◆ **TASK BRIEF**
Write down every entry below once more, exactly.

◆ **DATA ROWS**
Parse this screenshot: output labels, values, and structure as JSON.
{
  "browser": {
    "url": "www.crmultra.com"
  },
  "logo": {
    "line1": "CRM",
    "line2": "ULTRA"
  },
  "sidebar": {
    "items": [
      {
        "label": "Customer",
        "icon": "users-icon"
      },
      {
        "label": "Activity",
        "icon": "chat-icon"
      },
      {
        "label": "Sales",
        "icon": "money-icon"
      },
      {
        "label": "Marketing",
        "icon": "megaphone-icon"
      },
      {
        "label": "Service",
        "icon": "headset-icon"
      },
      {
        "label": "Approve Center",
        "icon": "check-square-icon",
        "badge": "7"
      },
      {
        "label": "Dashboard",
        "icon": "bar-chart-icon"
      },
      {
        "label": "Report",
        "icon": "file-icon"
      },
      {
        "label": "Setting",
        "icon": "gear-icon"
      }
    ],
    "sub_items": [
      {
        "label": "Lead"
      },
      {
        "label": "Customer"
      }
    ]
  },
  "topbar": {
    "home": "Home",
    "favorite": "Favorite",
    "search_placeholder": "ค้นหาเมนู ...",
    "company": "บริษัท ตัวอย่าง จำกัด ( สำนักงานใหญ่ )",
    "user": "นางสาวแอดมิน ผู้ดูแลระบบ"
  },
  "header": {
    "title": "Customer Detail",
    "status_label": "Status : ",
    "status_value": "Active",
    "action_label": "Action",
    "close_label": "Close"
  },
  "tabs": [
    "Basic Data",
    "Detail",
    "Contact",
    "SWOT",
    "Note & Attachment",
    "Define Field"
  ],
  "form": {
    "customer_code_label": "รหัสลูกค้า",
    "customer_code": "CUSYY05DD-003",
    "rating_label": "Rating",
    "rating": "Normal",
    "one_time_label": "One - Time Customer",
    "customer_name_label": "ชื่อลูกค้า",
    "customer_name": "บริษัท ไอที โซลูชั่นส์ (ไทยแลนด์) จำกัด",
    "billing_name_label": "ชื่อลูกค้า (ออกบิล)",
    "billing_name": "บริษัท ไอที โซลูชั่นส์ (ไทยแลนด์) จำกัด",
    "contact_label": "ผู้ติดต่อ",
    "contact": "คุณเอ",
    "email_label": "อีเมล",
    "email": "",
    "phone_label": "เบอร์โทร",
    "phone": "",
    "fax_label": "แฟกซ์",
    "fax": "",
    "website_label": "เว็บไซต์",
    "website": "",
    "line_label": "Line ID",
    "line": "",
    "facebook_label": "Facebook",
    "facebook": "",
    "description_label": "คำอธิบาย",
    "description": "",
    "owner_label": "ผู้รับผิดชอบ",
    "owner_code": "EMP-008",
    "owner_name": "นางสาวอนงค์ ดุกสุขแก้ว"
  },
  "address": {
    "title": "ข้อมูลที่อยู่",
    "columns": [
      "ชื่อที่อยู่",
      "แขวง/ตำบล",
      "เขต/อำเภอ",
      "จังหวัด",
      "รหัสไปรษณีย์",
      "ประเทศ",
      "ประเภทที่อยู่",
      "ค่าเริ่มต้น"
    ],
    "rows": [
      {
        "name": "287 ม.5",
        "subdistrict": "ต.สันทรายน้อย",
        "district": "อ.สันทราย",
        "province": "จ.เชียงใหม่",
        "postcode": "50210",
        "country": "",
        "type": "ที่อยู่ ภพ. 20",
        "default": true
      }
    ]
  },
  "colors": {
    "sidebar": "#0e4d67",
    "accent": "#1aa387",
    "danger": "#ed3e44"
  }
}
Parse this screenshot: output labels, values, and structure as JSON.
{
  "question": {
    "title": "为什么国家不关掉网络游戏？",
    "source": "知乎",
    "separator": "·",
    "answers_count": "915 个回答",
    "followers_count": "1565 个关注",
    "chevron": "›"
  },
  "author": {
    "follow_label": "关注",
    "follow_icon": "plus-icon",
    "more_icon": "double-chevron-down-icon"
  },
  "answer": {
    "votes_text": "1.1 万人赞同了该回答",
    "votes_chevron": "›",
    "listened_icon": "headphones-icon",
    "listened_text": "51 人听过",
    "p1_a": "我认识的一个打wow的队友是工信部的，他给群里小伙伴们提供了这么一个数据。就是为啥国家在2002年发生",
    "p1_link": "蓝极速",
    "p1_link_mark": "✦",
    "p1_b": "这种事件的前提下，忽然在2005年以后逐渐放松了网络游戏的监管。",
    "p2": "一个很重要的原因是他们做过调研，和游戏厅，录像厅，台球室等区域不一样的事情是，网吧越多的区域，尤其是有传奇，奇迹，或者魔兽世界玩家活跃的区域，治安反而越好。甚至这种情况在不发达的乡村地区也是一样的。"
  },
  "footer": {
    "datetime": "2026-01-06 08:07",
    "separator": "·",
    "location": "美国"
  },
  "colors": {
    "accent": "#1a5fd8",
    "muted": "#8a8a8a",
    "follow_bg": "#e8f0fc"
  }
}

◆ **EXPECTED ANSWER**
Parse this screenshot: output labels, values, and structure as JSON.
{
  "browser": {
    "url": "www.crmultra.com"
  },
  "logo": {
    "line1": "CRM",
    "line2": "ULTRA"
  },
  "sidebar": {
    "items": [
      {
        "label": "Customer",
        "icon": "users-icon"
      },
      {
        "label": "Activity",
        "icon": "chat-icon"
      },
      {
        "label": "Sales",
        "icon": "money-icon"
      },
      {
        "label": "Marketing",
        "icon": "megaphone-icon"
      },
      {
        "label": "Service",
        "icon": "headset-icon"
      },
      {
        "label": "Approve Center",
        "icon": "check-square-icon",
        "badge": "7"
      },
      {
        "label": "Dashboard",
        "icon": "bar-chart-icon"
      },
      {
        "label": "Report",
        "icon": "file-icon"
      },
      {
        "label": "Setting",
        "icon": "gear-icon"
      }
    ],
    "sub_items": [
      {
        "label": "Lead"
      },
      {
        "label": "Customer"
      }
    ]
  },
  "topbar": {
    "home": "Home",
    "favorite": "Favorite",
    "search_placeholder": "ค้นหาเมนู ...",
    "company": "บริษัท ตัวอย่าง จำกัด ( สำนักงานใหญ่ )",
    "user": "นางสาวแอดมิน ผู้ดูแลระบบ"
  },
  "header": {
    "title": "Customer Detail",
    "status_label": "Status : ",
    "status_value": "Active",
    "action_label": "Action",
    "close_label": "Close"
  },
  "tabs": [
    "Basic Data",
    "Detail",
    "Contact",
    "SWOT",
    "Note & Attachment",
    "Define Field"
  ],
  "form": {
    "customer_code_label": "รหัสลูกค้า",
    "customer_code": "CUSYY05DD-003",
    "rating_label": "Rating",
    "rating": "Normal",
    "one_time_label": "One - Time Customer",
    "customer_name_label": "ชื่อลูกค้า",
    "customer_name": "บริษัท ไอที โซลูชั่นส์ (ไทยแลนด์) จำกัด",
    "billing_name_label": "ชื่อลูกค้า (ออกบิล)",
    "billing_name": "บริษัท ไอที โซลูชั่นส์ (ไทยแลนด์) จำกัด",
    "contact_label": "ผู้ติดต่อ",
    "contact": "คุณเอ",
    "email_label": "อีเมล",
    "email": "",
    "phone_label": "เบอร์โทร",
    "phone": "",
    "fax_label": "แฟกซ์",
    "fax": "",
    "website_label": "เว็บไซต์",
    "website": "",
    "line_label": "Line ID",
    "line": "",
    "facebook_label": "Facebook",
    "facebook": "",
    "description_label": "คำอธิบาย",
    "description": "",
    "owner_label": "ผู้รับผิดชอบ",
    "owner_code": "EMP-008",
    "owner_name": "นางสาวอนงค์ ดุกสุขแก้ว"
  },
  "address": {
    "title": "ข้อมูลที่อยู่",
    "columns": [
      "ชื่อที่อยู่",
      "แขวง/ตำบล",
      "เขต/อำเภอ",
      "จังหวัด",
      "รหัสไปรษณีย์",
      "ประเทศ",
      "ประเภทที่อยู่",
      "ค่าเริ่มต้น"
    ],
    "rows": [
      {
        "name": "287 ม.5",
        "subdistrict": "ต.สันทรายน้อย",
        "district": "อ.สันทราย",
        "province": "จ.เชียงใหม่",
        "postcode": "50210",
        "country": "",
        "type": "ที่อยู่ ภพ. 20",
        "default": true
      }
    ]
  },
  "colors": {
    "sidebar": "#0e4d67",
    "accent": "#1aa387",
    "danger": "#ed3e44"
  }
}
Parse this screenshot: output labels, values, and structure as JSON.
{
  "question": {
    "title": "为什么国家不关掉网络游戏？",
    "source": "知乎",
    "separator": "·",
    "answers_count": "915 个回答",
    "followers_count": "1565 个关注",
    "chevron": "›"
  },
  "author": {
    "follow_label": "关注",
    "follow_icon": "plus-icon",
    "more_icon": "double-chevron-down-icon"
  },
  "answer": {
    "votes_text": "1.1 万人赞同了该回答",
    "votes_chevron": "›",
    "listened_icon": "headphones-icon",
    "listened_text": "51 人听过",
    "p1_a": "我认识的一个打wow的队友是工信部的，他给群里小伙伴们提供了这么一个数据。就是为啥国家在2002年发生",
    "p1_link": "蓝极速",
    "p1_link_mark": "✦",
    "p1_b": "这种事件的前提下，忽然在2005年以后逐渐放松了网络游戏的监管。",
    "p2": "一个很重要的原因是他们做过调研，和游戏厅，录像厅，台球室等区域不一样的事情是，网吧越多的区域，尤其是有传奇，奇迹，或者魔兽世界玩家活跃的区域，治安反而越好。甚至这种情况在不发达的乡村地区也是一样的。"
  },
  "footer": {
    "datetime": "2026-01-06 08:07",
    "separator": "·",
    "location": "美国"
  },
  "colors": {
    "accent": "#1a5fd8",
    "muted": "#8a8a8a",
    "follow_bg": "#e8f0fc"
  }
}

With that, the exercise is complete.